**Written exercise:** Exactly reproduce the line containing "Convert this document image to plain text." and all later lines to the end of the entries, leaving the pictures out of your copy.
* START Material for this exercise *
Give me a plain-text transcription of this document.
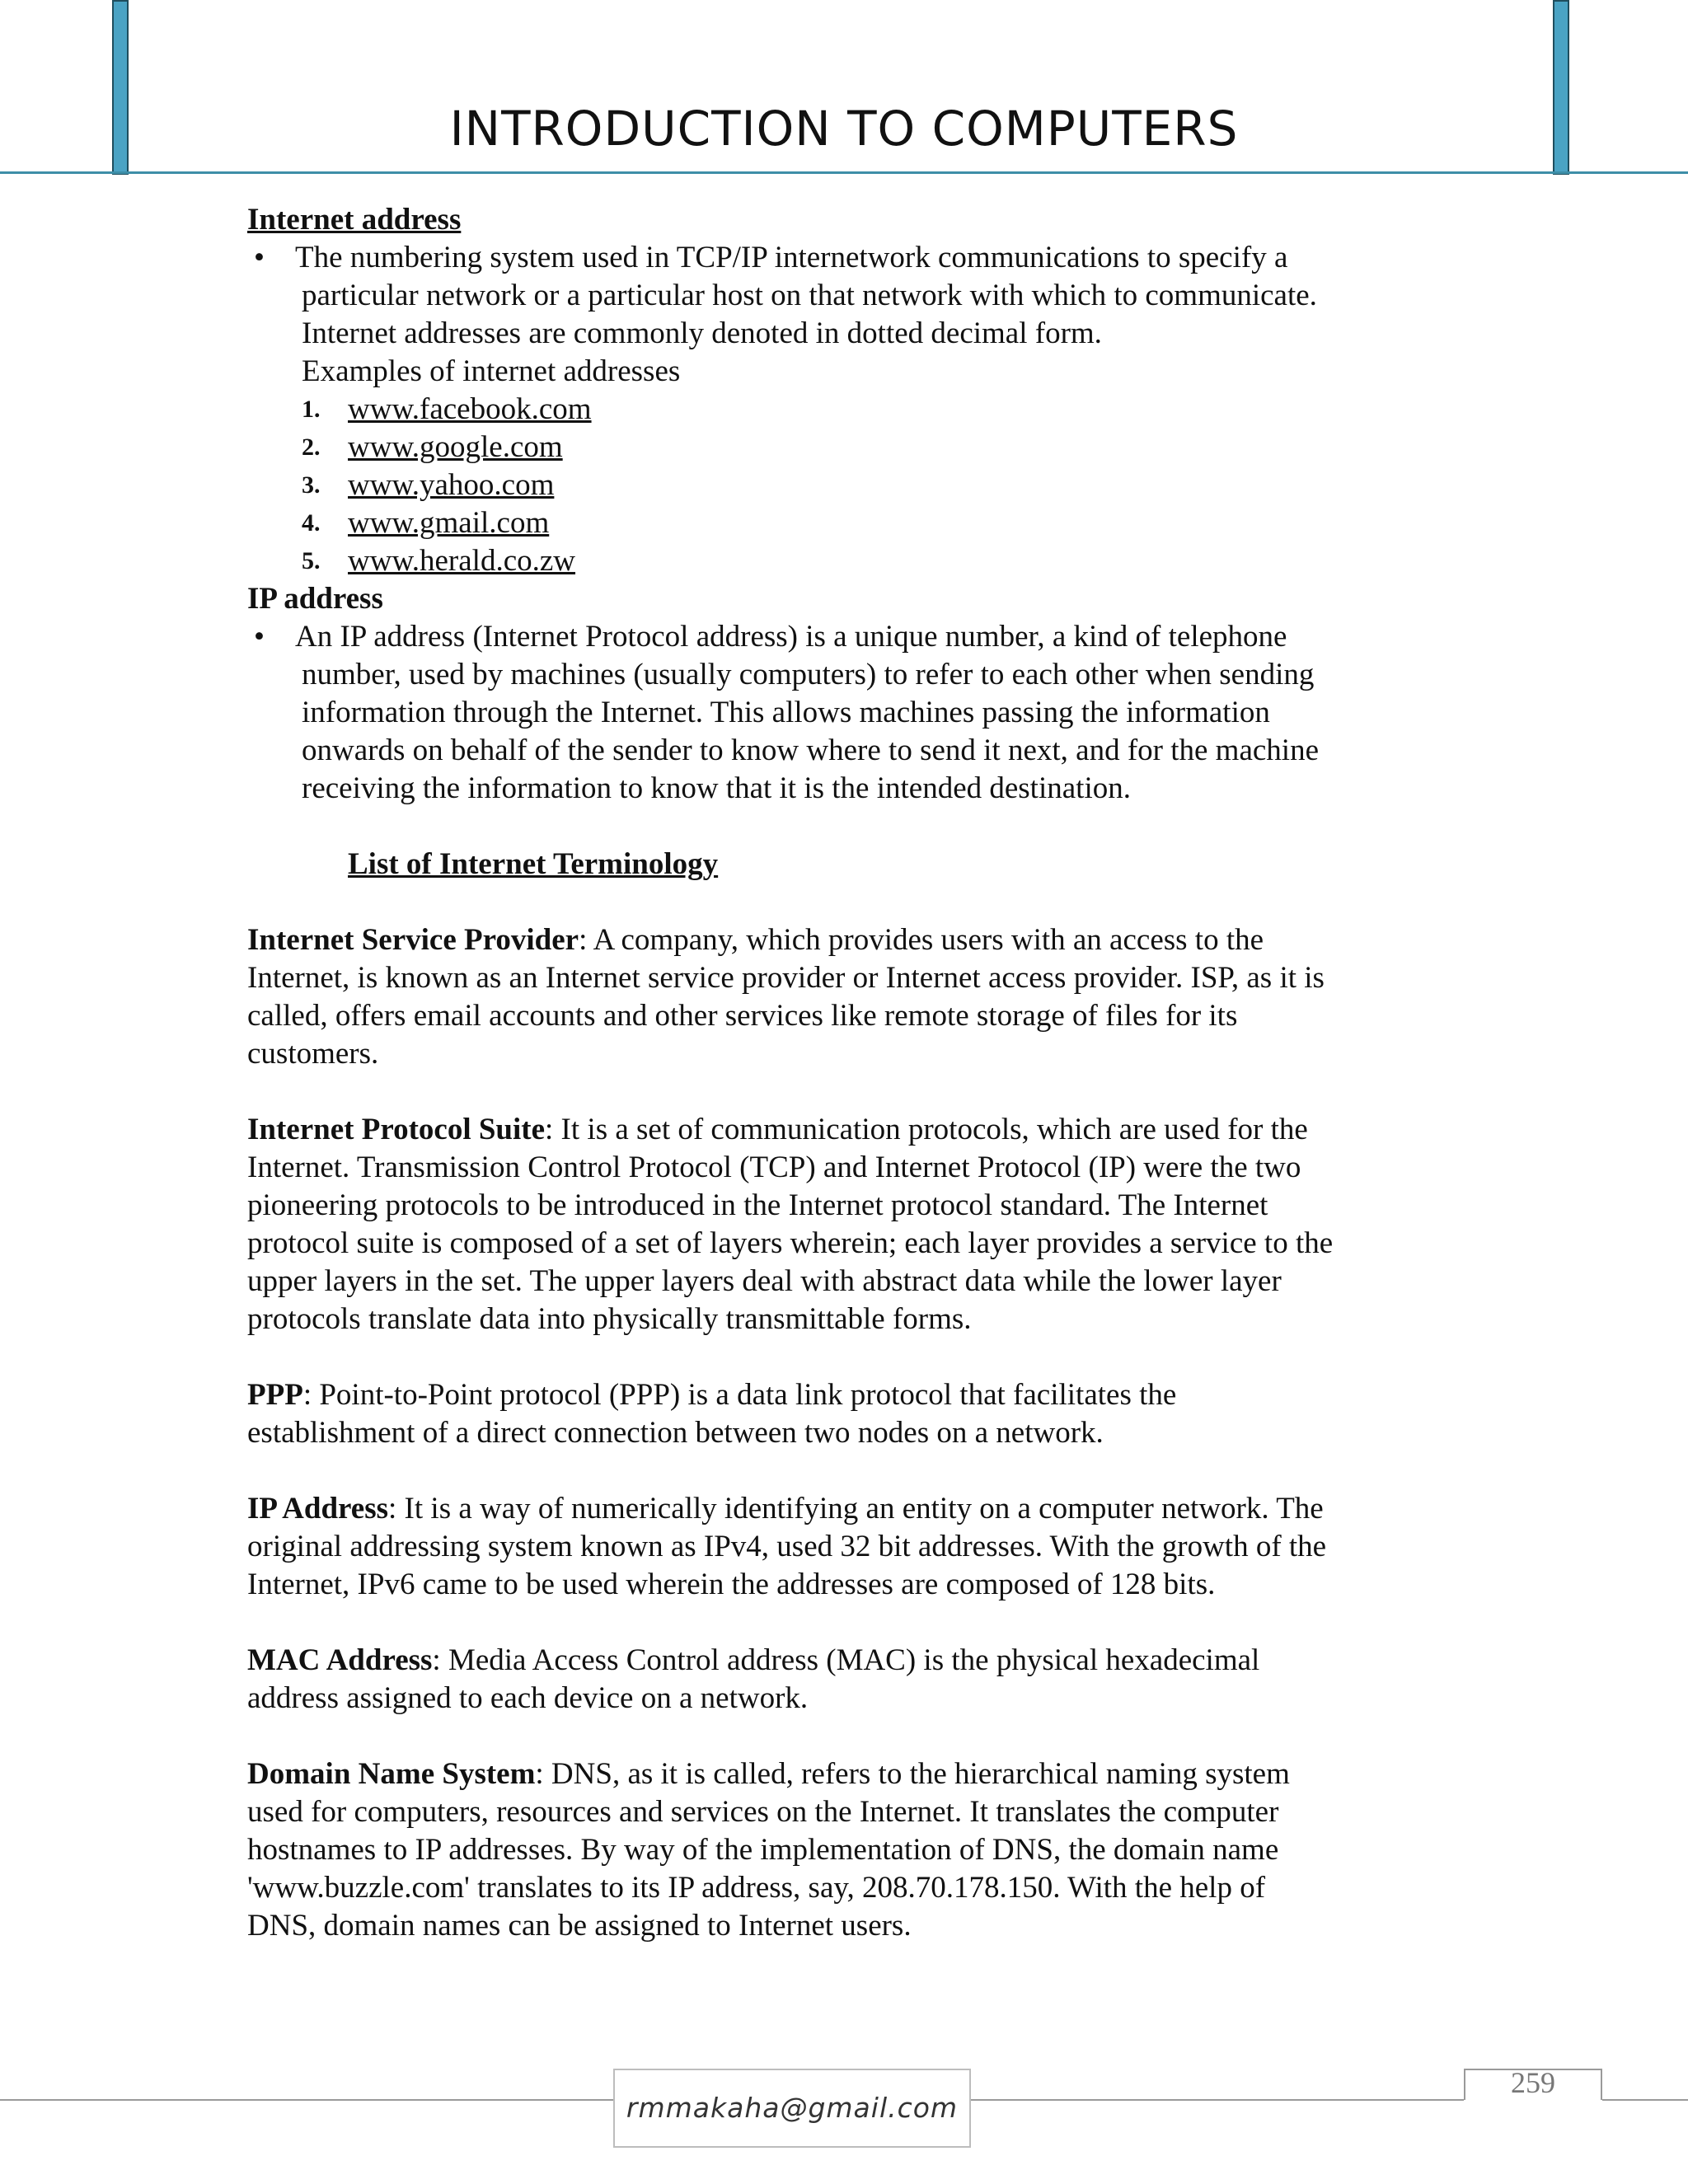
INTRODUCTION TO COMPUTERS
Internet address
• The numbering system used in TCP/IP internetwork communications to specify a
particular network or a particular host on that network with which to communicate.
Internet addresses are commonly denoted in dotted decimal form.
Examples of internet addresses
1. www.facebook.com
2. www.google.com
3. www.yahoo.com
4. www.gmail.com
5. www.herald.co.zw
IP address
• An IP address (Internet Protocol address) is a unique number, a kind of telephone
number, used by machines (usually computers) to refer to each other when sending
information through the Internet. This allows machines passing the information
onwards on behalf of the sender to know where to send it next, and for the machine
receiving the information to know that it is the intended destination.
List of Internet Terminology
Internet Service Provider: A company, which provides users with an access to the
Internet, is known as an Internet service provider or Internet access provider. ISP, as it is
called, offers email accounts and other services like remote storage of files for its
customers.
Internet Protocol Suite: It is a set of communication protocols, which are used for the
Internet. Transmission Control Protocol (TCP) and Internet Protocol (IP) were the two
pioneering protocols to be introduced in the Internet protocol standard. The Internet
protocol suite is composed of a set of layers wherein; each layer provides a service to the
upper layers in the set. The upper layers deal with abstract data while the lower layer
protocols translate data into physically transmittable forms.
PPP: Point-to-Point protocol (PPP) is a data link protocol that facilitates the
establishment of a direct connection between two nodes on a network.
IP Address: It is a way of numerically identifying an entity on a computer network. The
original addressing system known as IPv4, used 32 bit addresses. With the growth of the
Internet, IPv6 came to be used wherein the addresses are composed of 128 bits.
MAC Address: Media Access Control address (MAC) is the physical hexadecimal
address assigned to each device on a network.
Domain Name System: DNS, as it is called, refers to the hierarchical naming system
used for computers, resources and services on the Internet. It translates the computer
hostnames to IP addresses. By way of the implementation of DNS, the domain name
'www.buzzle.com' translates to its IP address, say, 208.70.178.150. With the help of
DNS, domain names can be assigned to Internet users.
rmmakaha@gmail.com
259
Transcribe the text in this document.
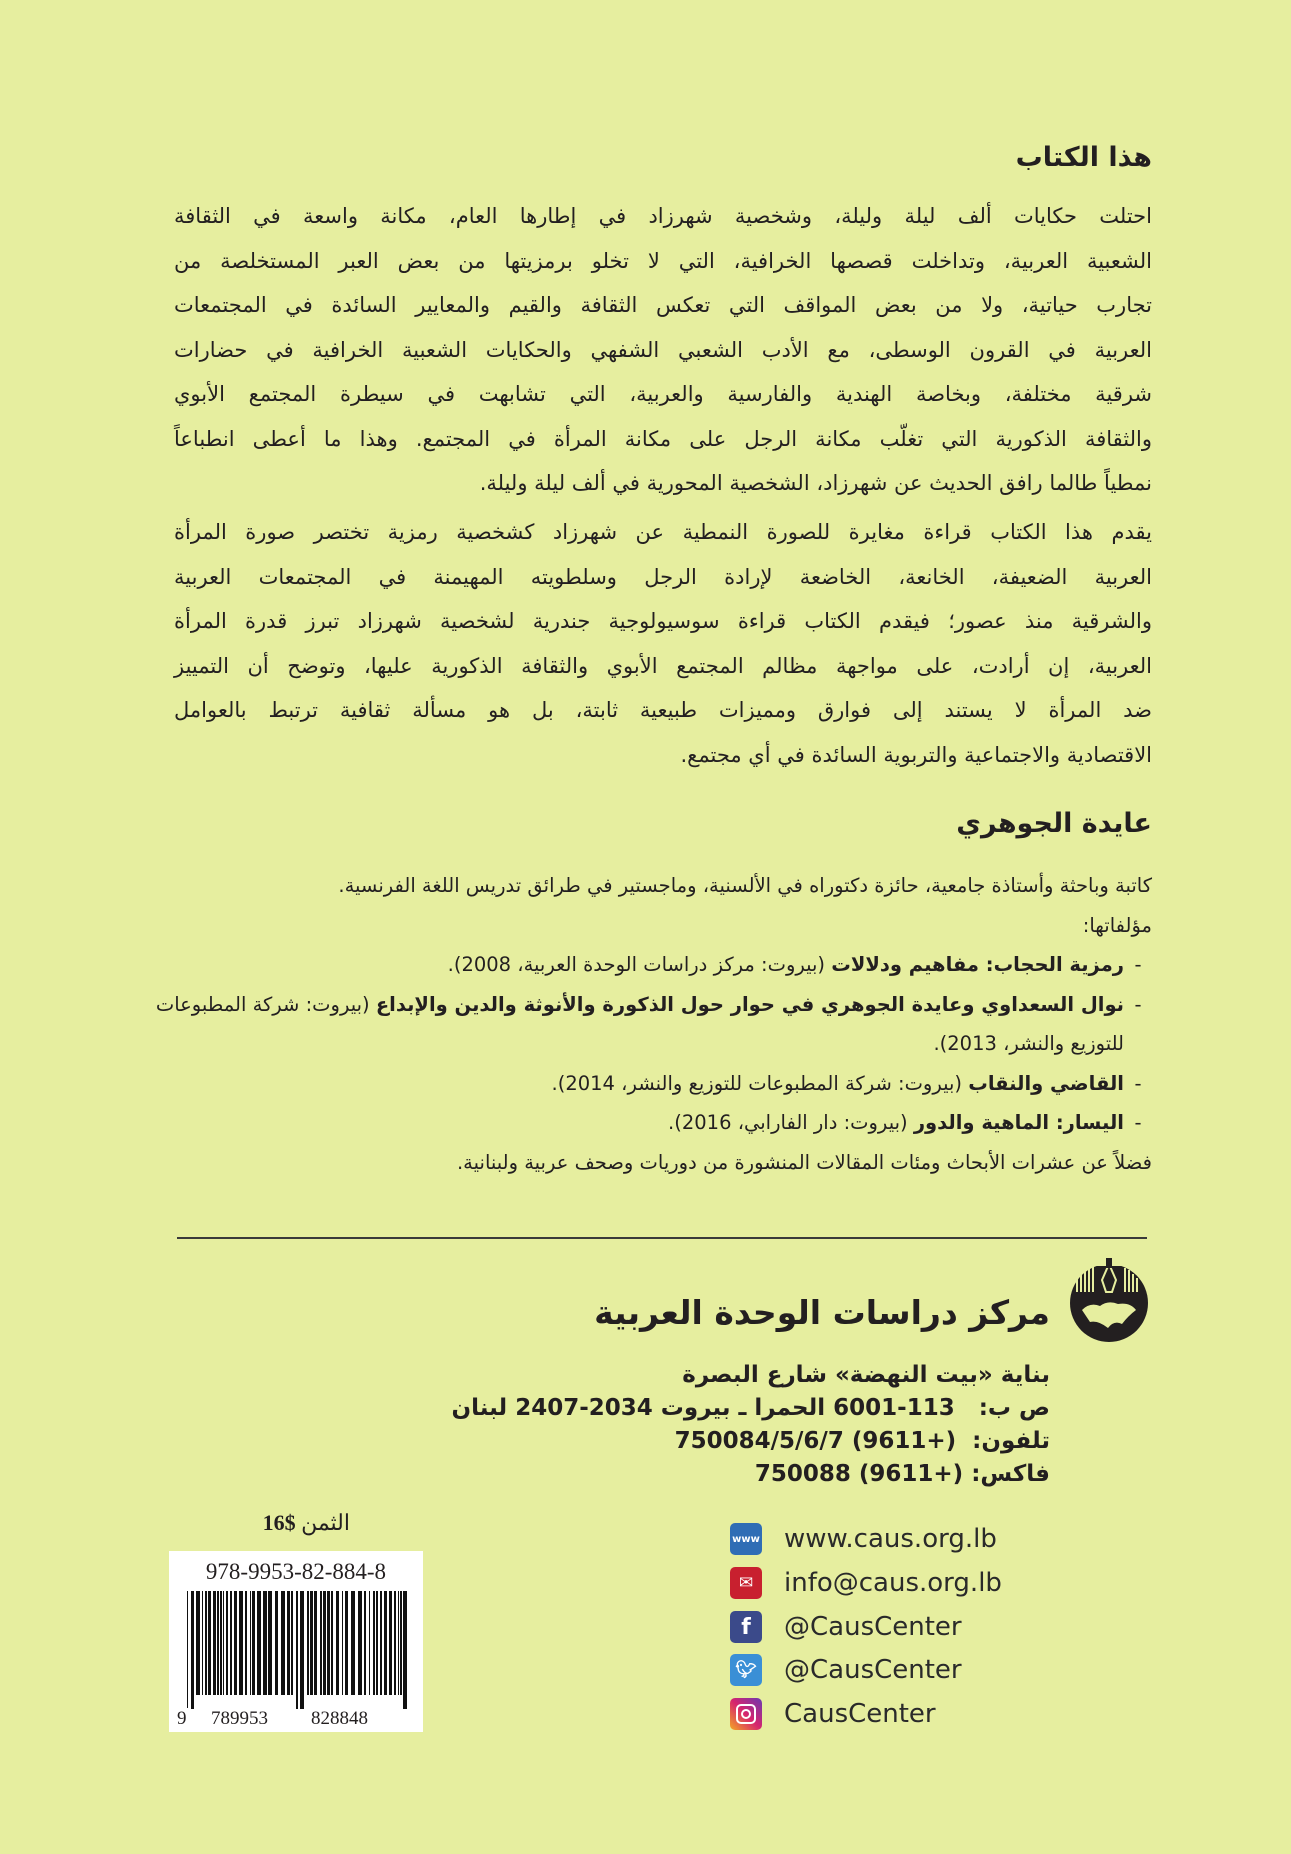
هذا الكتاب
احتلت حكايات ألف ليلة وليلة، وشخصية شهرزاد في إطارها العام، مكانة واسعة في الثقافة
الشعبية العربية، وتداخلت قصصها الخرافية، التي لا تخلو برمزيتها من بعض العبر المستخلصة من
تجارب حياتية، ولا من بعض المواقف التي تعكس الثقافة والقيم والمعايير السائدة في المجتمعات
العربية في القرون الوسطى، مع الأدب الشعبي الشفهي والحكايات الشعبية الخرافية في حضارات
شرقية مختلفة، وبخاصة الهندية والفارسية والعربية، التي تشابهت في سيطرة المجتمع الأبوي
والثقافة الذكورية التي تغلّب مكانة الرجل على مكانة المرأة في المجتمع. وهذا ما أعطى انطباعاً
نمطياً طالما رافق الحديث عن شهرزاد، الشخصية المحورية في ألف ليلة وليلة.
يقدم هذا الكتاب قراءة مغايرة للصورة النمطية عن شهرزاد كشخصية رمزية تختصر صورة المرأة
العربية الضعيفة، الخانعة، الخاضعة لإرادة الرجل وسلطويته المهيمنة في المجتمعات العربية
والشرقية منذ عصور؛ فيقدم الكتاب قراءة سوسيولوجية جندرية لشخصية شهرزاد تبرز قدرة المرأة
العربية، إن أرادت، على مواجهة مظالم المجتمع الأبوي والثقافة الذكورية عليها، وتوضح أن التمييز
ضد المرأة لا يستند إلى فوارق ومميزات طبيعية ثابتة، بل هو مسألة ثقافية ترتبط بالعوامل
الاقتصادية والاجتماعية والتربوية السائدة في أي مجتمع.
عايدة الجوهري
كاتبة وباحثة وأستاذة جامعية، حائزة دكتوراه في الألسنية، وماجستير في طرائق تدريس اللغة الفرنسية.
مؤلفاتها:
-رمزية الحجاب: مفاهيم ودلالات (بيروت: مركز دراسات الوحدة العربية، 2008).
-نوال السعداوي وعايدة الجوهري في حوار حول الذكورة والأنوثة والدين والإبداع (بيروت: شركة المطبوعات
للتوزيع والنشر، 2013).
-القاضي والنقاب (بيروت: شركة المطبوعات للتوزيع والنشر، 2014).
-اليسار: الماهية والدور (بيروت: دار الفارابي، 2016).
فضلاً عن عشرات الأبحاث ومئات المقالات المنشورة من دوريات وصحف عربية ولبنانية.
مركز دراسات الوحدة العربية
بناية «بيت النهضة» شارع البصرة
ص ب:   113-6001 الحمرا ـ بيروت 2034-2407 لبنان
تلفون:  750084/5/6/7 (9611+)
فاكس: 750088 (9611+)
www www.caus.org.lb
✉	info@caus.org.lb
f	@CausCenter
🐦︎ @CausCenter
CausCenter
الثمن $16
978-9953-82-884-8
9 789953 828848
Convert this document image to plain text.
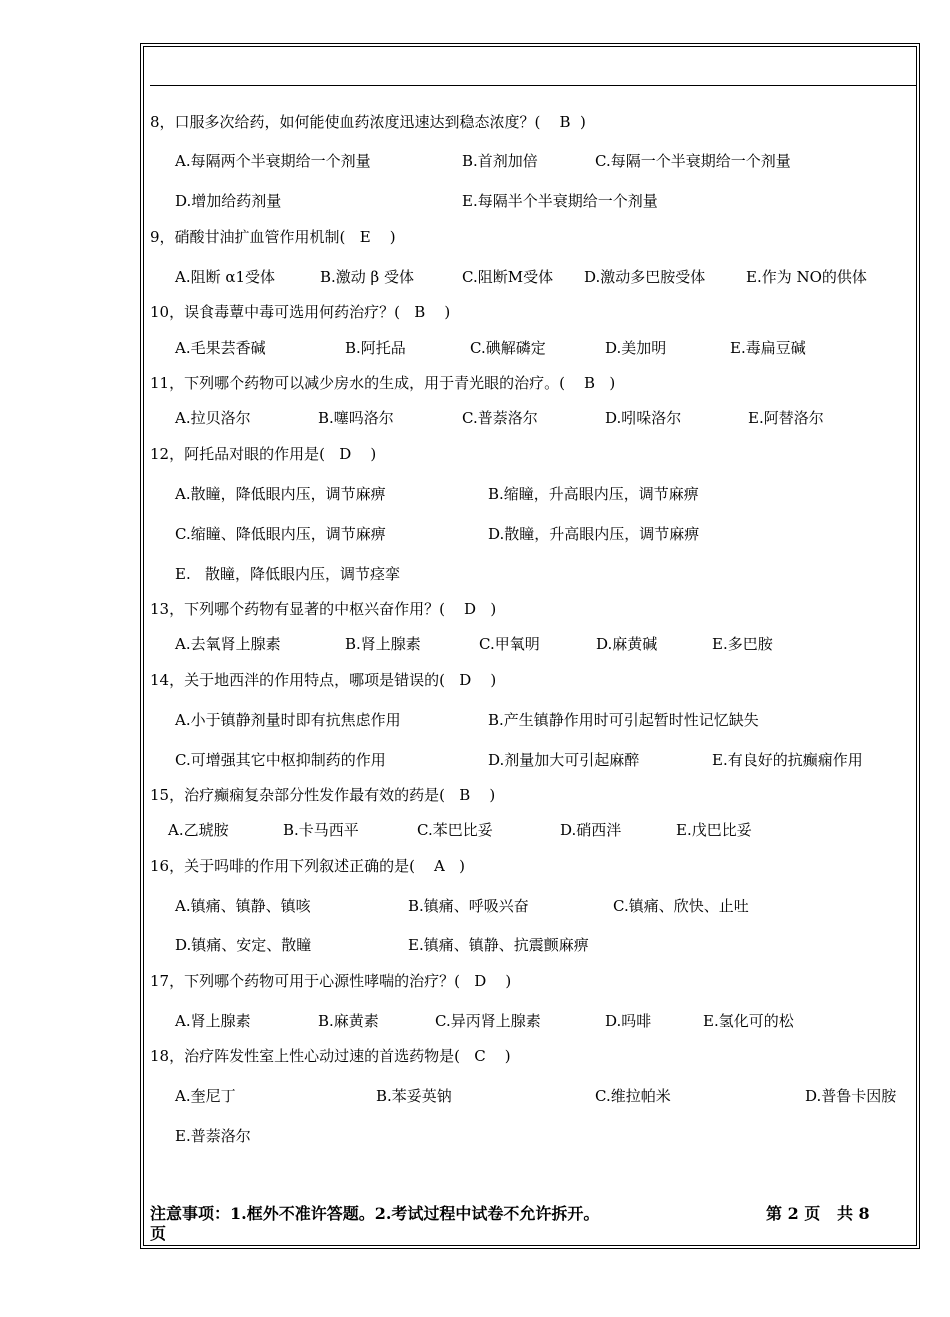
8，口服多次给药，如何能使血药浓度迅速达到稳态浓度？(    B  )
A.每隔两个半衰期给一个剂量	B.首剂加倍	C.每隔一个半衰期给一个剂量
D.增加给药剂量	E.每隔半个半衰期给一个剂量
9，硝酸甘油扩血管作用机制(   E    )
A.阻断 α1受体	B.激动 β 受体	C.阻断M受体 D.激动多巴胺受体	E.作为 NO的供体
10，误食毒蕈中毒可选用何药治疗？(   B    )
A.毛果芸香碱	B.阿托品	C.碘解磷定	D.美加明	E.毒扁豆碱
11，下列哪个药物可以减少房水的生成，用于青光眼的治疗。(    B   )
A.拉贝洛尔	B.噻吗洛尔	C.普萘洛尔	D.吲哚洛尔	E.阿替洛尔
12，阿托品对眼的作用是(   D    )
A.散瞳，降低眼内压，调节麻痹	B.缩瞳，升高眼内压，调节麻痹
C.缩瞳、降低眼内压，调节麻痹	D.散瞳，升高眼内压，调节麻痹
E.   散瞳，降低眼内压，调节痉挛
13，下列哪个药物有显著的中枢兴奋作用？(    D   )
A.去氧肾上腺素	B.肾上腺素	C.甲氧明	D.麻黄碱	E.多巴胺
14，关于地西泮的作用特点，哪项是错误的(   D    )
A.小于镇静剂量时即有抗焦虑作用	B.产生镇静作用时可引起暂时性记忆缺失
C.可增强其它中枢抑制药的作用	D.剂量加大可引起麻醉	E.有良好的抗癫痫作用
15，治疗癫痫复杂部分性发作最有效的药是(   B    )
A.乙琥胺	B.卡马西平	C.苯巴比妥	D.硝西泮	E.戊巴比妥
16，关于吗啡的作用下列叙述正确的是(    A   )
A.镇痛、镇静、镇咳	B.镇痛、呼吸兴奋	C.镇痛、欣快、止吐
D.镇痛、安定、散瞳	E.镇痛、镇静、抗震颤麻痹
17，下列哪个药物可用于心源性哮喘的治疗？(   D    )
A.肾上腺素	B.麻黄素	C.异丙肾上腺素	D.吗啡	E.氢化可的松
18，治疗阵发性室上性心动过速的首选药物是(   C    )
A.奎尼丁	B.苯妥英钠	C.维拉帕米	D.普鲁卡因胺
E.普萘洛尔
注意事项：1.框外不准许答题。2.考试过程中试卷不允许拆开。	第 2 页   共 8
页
* END Material for this exercise *
**Solution to the exercise:**
Convert this document image to plain text.
8，口服多次给药，如何能使血药浓度迅速达到稳态浓度？(    B  )
A.每隔两个半衰期给一个剂量	B.首剂加倍	C.每隔一个半衰期给一个剂量
D.增加给药剂量	E.每隔半个半衰期给一个剂量
9，硝酸甘油扩血管作用机制(   E    )
A.阻断 α1受体	B.激动 β 受体	C.阻断M受体 D.激动多巴胺受体	E.作为 NO的供体
10，误食毒蕈中毒可选用何药治疗？(   B    )
A.毛果芸香碱	B.阿托品	C.碘解磷定	D.美加明	E.毒扁豆碱
11，下列哪个药物可以减少房水的生成，用于青光眼的治疗。(    B   )
A.拉贝洛尔	B.噻吗洛尔	C.普萘洛尔	D.吲哚洛尔	E.阿替洛尔
12，阿托品对眼的作用是(   D    )
A.散瞳，降低眼内压，调节麻痹	B.缩瞳，升高眼内压，调节麻痹
C.缩瞳、降低眼内压，调节麻痹	D.散瞳，升高眼内压，调节麻痹
E.   散瞳，降低眼内压，调节痉挛
13，下列哪个药物有显著的中枢兴奋作用？(    D   )
A.去氧肾上腺素	B.肾上腺素	C.甲氧明	D.麻黄碱	E.多巴胺
14，关于地西泮的作用特点，哪项是错误的(   D    )
A.小于镇静剂量时即有抗焦虑作用	B.产生镇静作用时可引起暂时性记忆缺失
C.可增强其它中枢抑制药的作用	D.剂量加大可引起麻醉	E.有良好的抗癫痫作用
15，治疗癫痫复杂部分性发作最有效的药是(   B    )
A.乙琥胺	B.卡马西平	C.苯巴比妥	D.硝西泮	E.戊巴比妥
16，关于吗啡的作用下列叙述正确的是(    A   )
A.镇痛、镇静、镇咳	B.镇痛、呼吸兴奋	C.镇痛、欣快、止吐
D.镇痛、安定、散瞳	E.镇痛、镇静、抗震颤麻痹
17，下列哪个药物可用于心源性哮喘的治疗？(   D    )
A.肾上腺素	B.麻黄素	C.异丙肾上腺素	D.吗啡	E.氢化可的松
18，治疗阵发性室上性心动过速的首选药物是(   C    )
A.奎尼丁	B.苯妥英钠	C.维拉帕米	D.普鲁卡因胺
E.普萘洛尔
注意事项：1.框外不准许答题。2.考试过程中试卷不允许拆开。	第 2 页   共 8
页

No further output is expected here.